### EXERCISE DESCRIPTION
Restate each line of the listing exactly, without carrying over any pictures.

### Dataset items
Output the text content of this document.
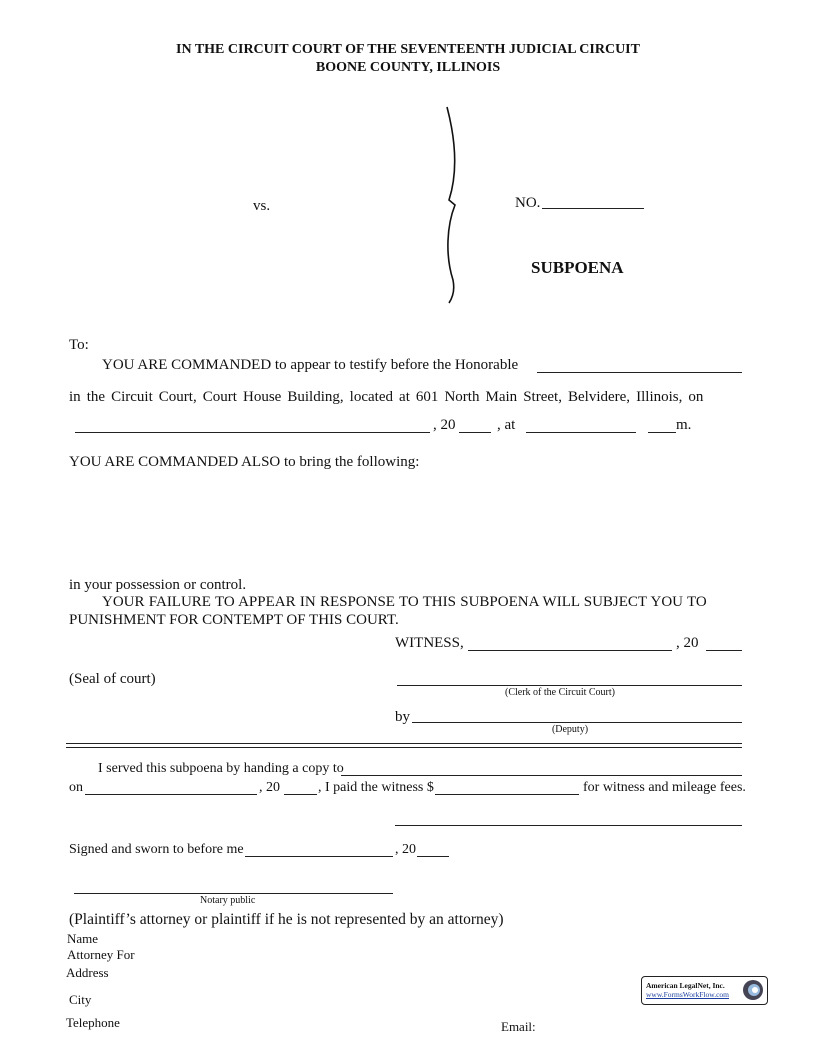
IN THE CIRCUIT COURT OF THE SEVENTEENTH JUDICIAL CIRCUIT
BOONE COUNTY, ILLINOIS
vs.	NO.
SUBPOENA
To:
YOU ARE COMMANDED to appear to testify before the Honorable
in the Circuit Court, Court House Building, located at 601 North Main Street, Belvidere, Illinois, on
, 20	, at	m.
YOU ARE COMMANDED ALSO to bring the following:
in your possession or control.
YOUR FAILURE TO APPEAR IN RESPONSE TO THIS SUBPOENA WILL SUBJECT YOU TO
PUNISHMENT FOR CONTEMPT OF THIS COURT.
WITNESS,	, 20
(Seal of court)
(Clerk of the Circuit Court)
by
(Deputy)
I served this subpoena by handing a copy to
on	, 20	, I paid the witness $	for witness and mileage fees.
Signed and sworn to before me	, 20
Notary public
(Plaintiff’s attorney or plaintiff if he is not represented by an attorney)
Name
Attorney For
Address
City
Telephone	Email:
American LegalNet, Inc.
www.FormsWorkFlow.com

### RESULT FOR THIS EXERCISE
Output the text content of this document.
IN THE CIRCUIT COURT OF THE SEVENTEENTH JUDICIAL CIRCUIT
BOONE COUNTY, ILLINOIS
vs.	NO.
SUBPOENA
To:
YOU ARE COMMANDED to appear to testify before the Honorable
in the Circuit Court, Court House Building, located at 601 North Main Street, Belvidere, Illinois, on
, 20	, at	m.
YOU ARE COMMANDED ALSO to bring the following:
in your possession or control.
YOUR FAILURE TO APPEAR IN RESPONSE TO THIS SUBPOENA WILL SUBJECT YOU TO
PUNISHMENT FOR CONTEMPT OF THIS COURT.
WITNESS,	, 20
(Seal of court)
(Clerk of the Circuit Court)
by
(Deputy)
I served this subpoena by handing a copy to
on	, 20	, I paid the witness $	for witness and mileage fees.
Signed and sworn to before me	, 20
Notary public
(Plaintiff’s attorney or plaintiff if he is not represented by an attorney)
Name
Attorney For
Address
City
Telephone	Email:
American LegalNet, Inc.
www.FormsWorkFlow.com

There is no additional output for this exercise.